**INSTRUCTIONS TO FOLLOW**
Identify the lines bearing the string "maar" and gather them.

**GIVEN DATA**
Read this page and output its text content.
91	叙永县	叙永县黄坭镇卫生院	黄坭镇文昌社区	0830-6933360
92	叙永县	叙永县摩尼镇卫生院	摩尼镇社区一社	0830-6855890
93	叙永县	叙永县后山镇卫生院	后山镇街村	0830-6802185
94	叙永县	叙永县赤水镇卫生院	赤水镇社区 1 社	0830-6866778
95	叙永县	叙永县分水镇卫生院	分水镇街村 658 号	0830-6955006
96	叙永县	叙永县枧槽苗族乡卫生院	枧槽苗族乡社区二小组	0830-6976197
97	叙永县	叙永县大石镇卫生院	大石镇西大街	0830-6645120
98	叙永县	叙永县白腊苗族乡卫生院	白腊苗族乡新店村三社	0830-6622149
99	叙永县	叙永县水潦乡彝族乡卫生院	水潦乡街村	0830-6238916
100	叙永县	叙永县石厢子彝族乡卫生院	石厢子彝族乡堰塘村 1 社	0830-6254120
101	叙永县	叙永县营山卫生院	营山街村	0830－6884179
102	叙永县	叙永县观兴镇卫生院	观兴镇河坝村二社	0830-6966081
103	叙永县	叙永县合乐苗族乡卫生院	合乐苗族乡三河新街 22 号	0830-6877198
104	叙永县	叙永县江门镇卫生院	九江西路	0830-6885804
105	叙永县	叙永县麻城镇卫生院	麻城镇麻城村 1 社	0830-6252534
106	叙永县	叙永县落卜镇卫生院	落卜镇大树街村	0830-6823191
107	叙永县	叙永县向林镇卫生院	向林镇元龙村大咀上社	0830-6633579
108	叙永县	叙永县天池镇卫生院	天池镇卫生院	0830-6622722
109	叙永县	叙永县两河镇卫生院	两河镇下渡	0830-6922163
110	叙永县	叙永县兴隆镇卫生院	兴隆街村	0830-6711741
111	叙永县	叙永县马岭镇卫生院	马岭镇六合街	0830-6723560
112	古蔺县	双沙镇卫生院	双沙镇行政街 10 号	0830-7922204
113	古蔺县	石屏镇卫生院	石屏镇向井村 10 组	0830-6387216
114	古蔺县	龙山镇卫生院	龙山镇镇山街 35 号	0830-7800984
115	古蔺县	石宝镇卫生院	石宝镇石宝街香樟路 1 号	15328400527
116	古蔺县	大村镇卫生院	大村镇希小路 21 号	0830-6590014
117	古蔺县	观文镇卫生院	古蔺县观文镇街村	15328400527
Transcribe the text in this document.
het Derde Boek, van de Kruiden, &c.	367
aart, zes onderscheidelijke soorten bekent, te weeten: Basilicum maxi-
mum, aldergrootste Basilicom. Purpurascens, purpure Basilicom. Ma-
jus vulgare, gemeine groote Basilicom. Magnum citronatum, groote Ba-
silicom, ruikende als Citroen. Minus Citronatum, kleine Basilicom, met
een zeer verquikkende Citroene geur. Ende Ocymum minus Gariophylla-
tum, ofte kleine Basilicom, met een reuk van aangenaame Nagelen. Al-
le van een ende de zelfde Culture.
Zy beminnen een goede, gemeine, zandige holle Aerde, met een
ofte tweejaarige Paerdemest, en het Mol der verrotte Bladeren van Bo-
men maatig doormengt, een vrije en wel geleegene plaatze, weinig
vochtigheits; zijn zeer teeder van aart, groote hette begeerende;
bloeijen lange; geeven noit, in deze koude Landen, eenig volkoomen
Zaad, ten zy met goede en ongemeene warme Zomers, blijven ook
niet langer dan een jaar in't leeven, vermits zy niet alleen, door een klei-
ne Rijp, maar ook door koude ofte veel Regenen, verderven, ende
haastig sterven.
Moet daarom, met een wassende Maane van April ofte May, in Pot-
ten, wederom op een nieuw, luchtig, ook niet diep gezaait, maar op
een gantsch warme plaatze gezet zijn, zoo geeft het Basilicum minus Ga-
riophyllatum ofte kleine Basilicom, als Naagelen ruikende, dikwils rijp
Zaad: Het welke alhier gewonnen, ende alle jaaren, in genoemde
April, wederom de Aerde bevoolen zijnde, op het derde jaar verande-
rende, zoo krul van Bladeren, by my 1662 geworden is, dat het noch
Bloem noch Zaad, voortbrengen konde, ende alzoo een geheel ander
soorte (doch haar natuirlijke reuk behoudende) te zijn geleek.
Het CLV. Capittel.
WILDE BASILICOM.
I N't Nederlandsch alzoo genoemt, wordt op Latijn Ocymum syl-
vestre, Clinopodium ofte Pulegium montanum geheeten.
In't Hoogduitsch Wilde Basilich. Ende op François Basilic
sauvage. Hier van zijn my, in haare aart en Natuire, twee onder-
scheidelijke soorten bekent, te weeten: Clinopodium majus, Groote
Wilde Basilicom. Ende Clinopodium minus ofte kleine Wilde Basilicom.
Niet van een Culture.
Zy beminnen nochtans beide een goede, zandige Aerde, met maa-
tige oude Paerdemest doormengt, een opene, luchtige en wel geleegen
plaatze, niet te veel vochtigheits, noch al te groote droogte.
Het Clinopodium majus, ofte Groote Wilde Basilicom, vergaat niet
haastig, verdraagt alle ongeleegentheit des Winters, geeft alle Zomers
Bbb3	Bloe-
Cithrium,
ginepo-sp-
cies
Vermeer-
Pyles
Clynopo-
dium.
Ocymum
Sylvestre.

**FULL ANSWER**
ne Rijp, maar ook door koude ofte veel Regenen, verderven, ende
ten, wederom op een nieuw, luchtig, ook niet diep gezaait, maar op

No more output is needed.